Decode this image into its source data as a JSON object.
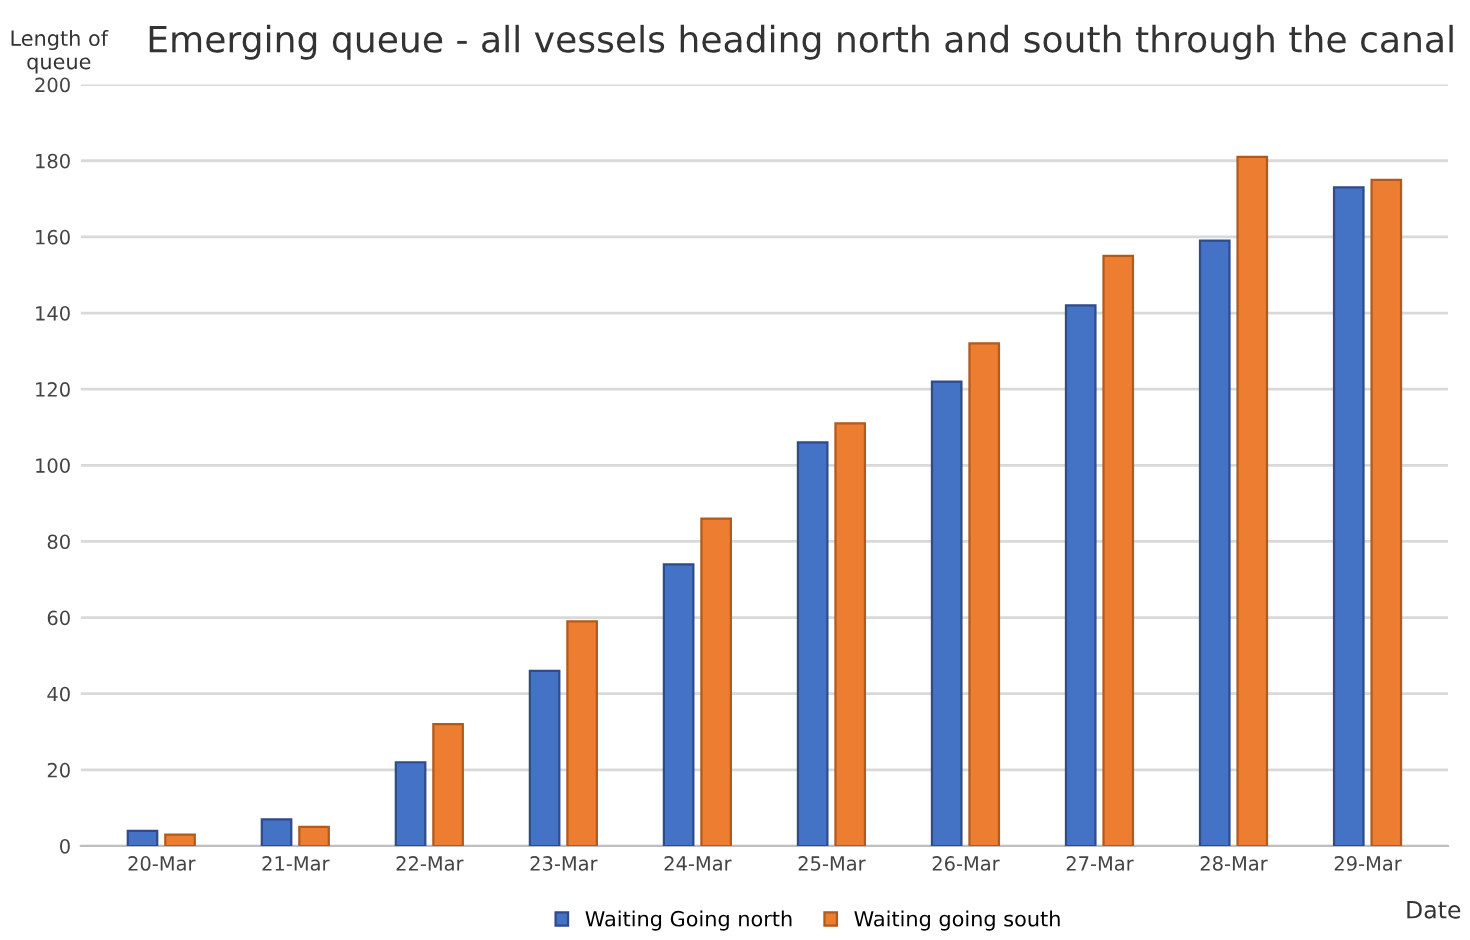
{
  "chart_data": {
    "type": "bar",
    "title": "Emerging queue - all vessels heading north and south through the canal",
    "xlabel": "Date",
    "ylabel": "Length of\nqueue",
    "categories": [
      "20-Mar",
      "21-Mar",
      "22-Mar",
      "23-Mar",
      "24-Mar",
      "25-Mar",
      "26-Mar",
      "27-Mar",
      "28-Mar",
      "29-Mar"
    ],
    "series": [
      {
        "name": "Waiting Going north",
        "color": "#4472c4",
        "values": [
          4,
          7,
          22,
          46,
          74,
          106,
          122,
          142,
          159,
          173
        ]
      },
      {
        "name": "Waiting going south",
        "color": "#ed7d31",
        "values": [
          3,
          5,
          32,
          59,
          86,
          111,
          132,
          155,
          181,
          175
        ]
      }
    ],
    "ylim": [
      0,
      200
    ],
    "yticks": [
      0,
      20,
      40,
      60,
      80,
      100,
      120,
      140,
      160,
      180,
      200
    ],
    "grid": "y",
    "legend": "bottom"
  }
}
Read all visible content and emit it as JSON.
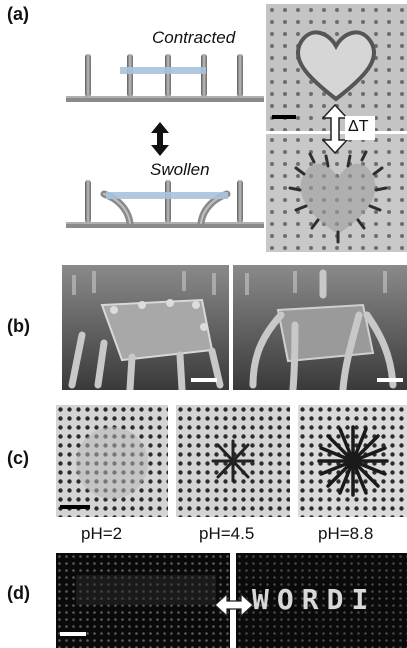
{
  "panels": {
    "a": {
      "label": "(a)",
      "contracted": "Contracted",
      "swollen": "Swollen",
      "delta_t": "ΔT"
    },
    "b": {
      "label": "(b)"
    },
    "c": {
      "label": "(c)",
      "ph_values": [
        "pH=2",
        "pH=4.5",
        "pH=8.8"
      ]
    },
    "d": {
      "label": "(d)",
      "word_text": "WORDI"
    }
  },
  "colors": {
    "gray_post": "#808080",
    "hydrogel": "#a9c3dc",
    "sem_bg": "#6a6a6a",
    "optical_bg": "#c8c8c8",
    "dark_bg": "#0a0a0a"
  }
}
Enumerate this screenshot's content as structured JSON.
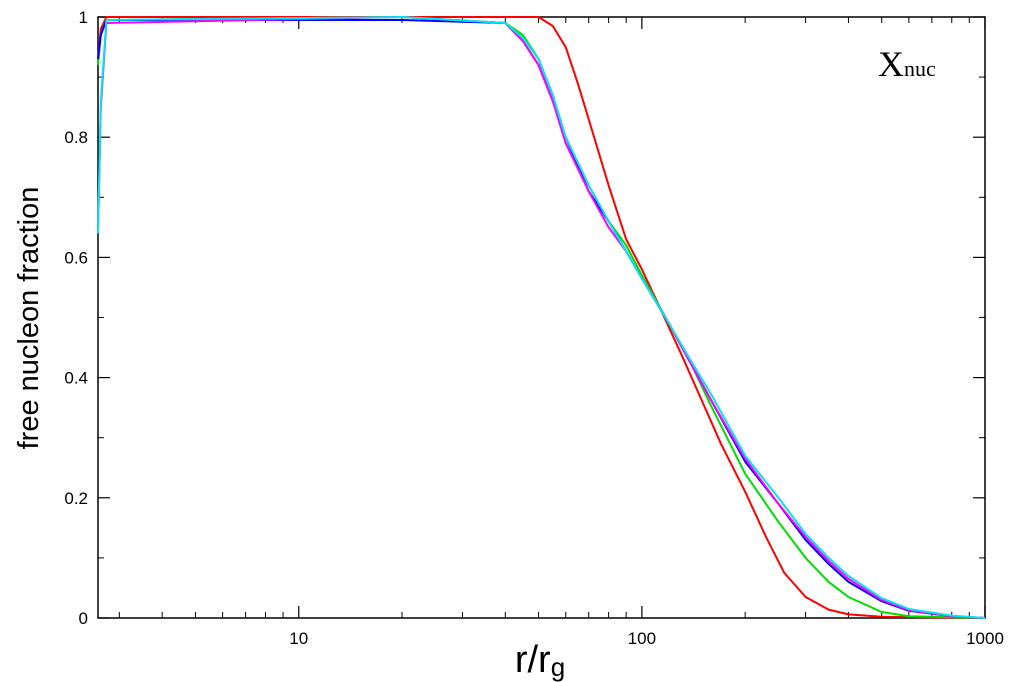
{
  "chart_data": {
    "type": "line",
    "xscale": "log",
    "xlim": [
      2.6,
      1000
    ],
    "ylim": [
      0,
      1
    ],
    "xlabel_main": "r/r",
    "xlabel_sub": "g",
    "ylabel": "free nucleon fraction",
    "annotation_main": "X",
    "annotation_sub": "nuc",
    "xticks": [
      {
        "value": 10,
        "label": "10"
      },
      {
        "value": 100,
        "label": "100"
      },
      {
        "value": 1000,
        "label": "1000"
      }
    ],
    "yticks": [
      {
        "value": 0,
        "label": "0"
      },
      {
        "value": 0.2,
        "label": "0.2"
      },
      {
        "value": 0.4,
        "label": "0.4"
      },
      {
        "value": 0.6,
        "label": "0.6"
      },
      {
        "value": 0.8,
        "label": "0.8"
      },
      {
        "value": 1,
        "label": "1"
      }
    ],
    "grid": false,
    "series": [
      {
        "color": "#ff0000",
        "points": [
          [
            2.6,
            0.93
          ],
          [
            2.65,
            0.98
          ],
          [
            2.75,
            1.0
          ],
          [
            20,
            1.0
          ],
          [
            50,
            1.0
          ],
          [
            55,
            0.985
          ],
          [
            60,
            0.95
          ],
          [
            65,
            0.89
          ],
          [
            70,
            0.83
          ],
          [
            80,
            0.72
          ],
          [
            90,
            0.63
          ],
          [
            100,
            0.58
          ],
          [
            110,
            0.53
          ],
          [
            130,
            0.44
          ],
          [
            150,
            0.36
          ],
          [
            170,
            0.29
          ],
          [
            200,
            0.21
          ],
          [
            230,
            0.135
          ],
          [
            260,
            0.075
          ],
          [
            300,
            0.035
          ],
          [
            350,
            0.014
          ],
          [
            400,
            0.006
          ],
          [
            500,
            0.002
          ],
          [
            1000,
            0.0
          ]
        ]
      },
      {
        "color": "#00dd00",
        "points": [
          [
            2.6,
            0.92
          ],
          [
            2.65,
            0.97
          ],
          [
            2.75,
            0.995
          ],
          [
            20,
            1.0
          ],
          [
            40,
            0.99
          ],
          [
            45,
            0.97
          ],
          [
            50,
            0.93
          ],
          [
            55,
            0.87
          ],
          [
            60,
            0.8
          ],
          [
            70,
            0.72
          ],
          [
            80,
            0.66
          ],
          [
            90,
            0.62
          ],
          [
            100,
            0.57
          ],
          [
            120,
            0.49
          ],
          [
            140,
            0.42
          ],
          [
            160,
            0.35
          ],
          [
            200,
            0.24
          ],
          [
            250,
            0.16
          ],
          [
            300,
            0.1
          ],
          [
            350,
            0.06
          ],
          [
            400,
            0.035
          ],
          [
            500,
            0.01
          ],
          [
            600,
            0.003
          ],
          [
            1000,
            0.0
          ]
        ]
      },
      {
        "color": "#0000ff",
        "points": [
          [
            2.6,
            0.93
          ],
          [
            2.65,
            0.97
          ],
          [
            2.75,
            0.995
          ],
          [
            20,
            0.995
          ],
          [
            40,
            0.99
          ],
          [
            45,
            0.96
          ],
          [
            50,
            0.92
          ],
          [
            55,
            0.86
          ],
          [
            60,
            0.8
          ],
          [
            70,
            0.71
          ],
          [
            80,
            0.66
          ],
          [
            90,
            0.61
          ],
          [
            100,
            0.565
          ],
          [
            120,
            0.49
          ],
          [
            140,
            0.42
          ],
          [
            160,
            0.36
          ],
          [
            200,
            0.26
          ],
          [
            250,
            0.19
          ],
          [
            300,
            0.13
          ],
          [
            350,
            0.09
          ],
          [
            400,
            0.06
          ],
          [
            500,
            0.028
          ],
          [
            600,
            0.012
          ],
          [
            800,
            0.003
          ],
          [
            1000,
            0.0
          ]
        ]
      },
      {
        "color": "#ff00ff",
        "points": [
          [
            2.6,
            0.64
          ],
          [
            2.65,
            0.85
          ],
          [
            2.75,
            0.99
          ],
          [
            20,
            1.0
          ],
          [
            40,
            0.99
          ],
          [
            45,
            0.96
          ],
          [
            50,
            0.92
          ],
          [
            55,
            0.86
          ],
          [
            60,
            0.79
          ],
          [
            70,
            0.71
          ],
          [
            80,
            0.65
          ],
          [
            90,
            0.61
          ],
          [
            100,
            0.565
          ],
          [
            120,
            0.49
          ],
          [
            140,
            0.42
          ],
          [
            160,
            0.36
          ],
          [
            200,
            0.265
          ],
          [
            250,
            0.19
          ],
          [
            300,
            0.135
          ],
          [
            350,
            0.095
          ],
          [
            400,
            0.065
          ],
          [
            500,
            0.03
          ],
          [
            600,
            0.013
          ],
          [
            800,
            0.003
          ],
          [
            1000,
            0.0
          ]
        ]
      },
      {
        "color": "#00e5ee",
        "points": [
          [
            2.6,
            0.64
          ],
          [
            2.65,
            0.86
          ],
          [
            2.75,
            0.995
          ],
          [
            20,
            1.0
          ],
          [
            40,
            0.99
          ],
          [
            45,
            0.965
          ],
          [
            50,
            0.93
          ],
          [
            55,
            0.87
          ],
          [
            60,
            0.8
          ],
          [
            70,
            0.72
          ],
          [
            80,
            0.66
          ],
          [
            90,
            0.61
          ],
          [
            100,
            0.565
          ],
          [
            120,
            0.49
          ],
          [
            140,
            0.425
          ],
          [
            160,
            0.37
          ],
          [
            200,
            0.27
          ],
          [
            250,
            0.2
          ],
          [
            300,
            0.14
          ],
          [
            350,
            0.1
          ],
          [
            400,
            0.07
          ],
          [
            500,
            0.033
          ],
          [
            600,
            0.015
          ],
          [
            800,
            0.004
          ],
          [
            1000,
            0.0
          ]
        ]
      }
    ]
  }
}
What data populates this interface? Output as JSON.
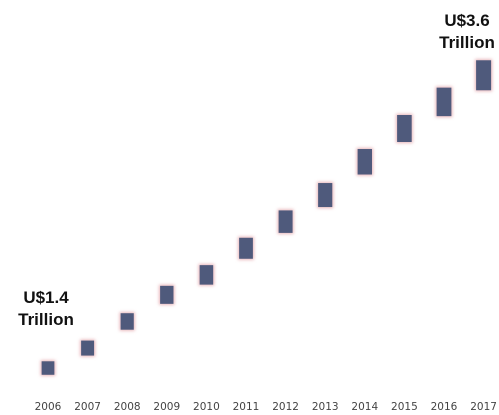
{
  "chart_data": {
    "type": "bar",
    "subtype": "floating-markers",
    "categories": [
      "2006",
      "2007",
      "2008",
      "2009",
      "2010",
      "2011",
      "2012",
      "2013",
      "2014",
      "2015",
      "2016",
      "2017"
    ],
    "values": [
      1.4,
      1.55,
      1.75,
      1.95,
      2.1,
      2.3,
      2.5,
      2.7,
      2.95,
      3.2,
      3.4,
      3.6
    ],
    "unit": "Trillion",
    "currency": "U$",
    "ylim": [
      1.25,
      3.85
    ],
    "grid": false,
    "legend": "none",
    "xlabel": "",
    "ylabel": "",
    "title": "",
    "colors": {
      "marker": "#4f5a7c",
      "marker_glow": "#e8b3b8",
      "tick_label": "#444444"
    },
    "annotations": [
      {
        "category": "2006",
        "line1": "U$1.4",
        "line2": "Trillion"
      },
      {
        "category": "2017",
        "line1": "U$3.6",
        "line2": "Trillion"
      }
    ]
  }
}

Exercise: Pull out every line of the records that includes the string "title".

Task solution:
    "title": "Emerging queue - all vessels heading north and south through the canal",
    "title": "",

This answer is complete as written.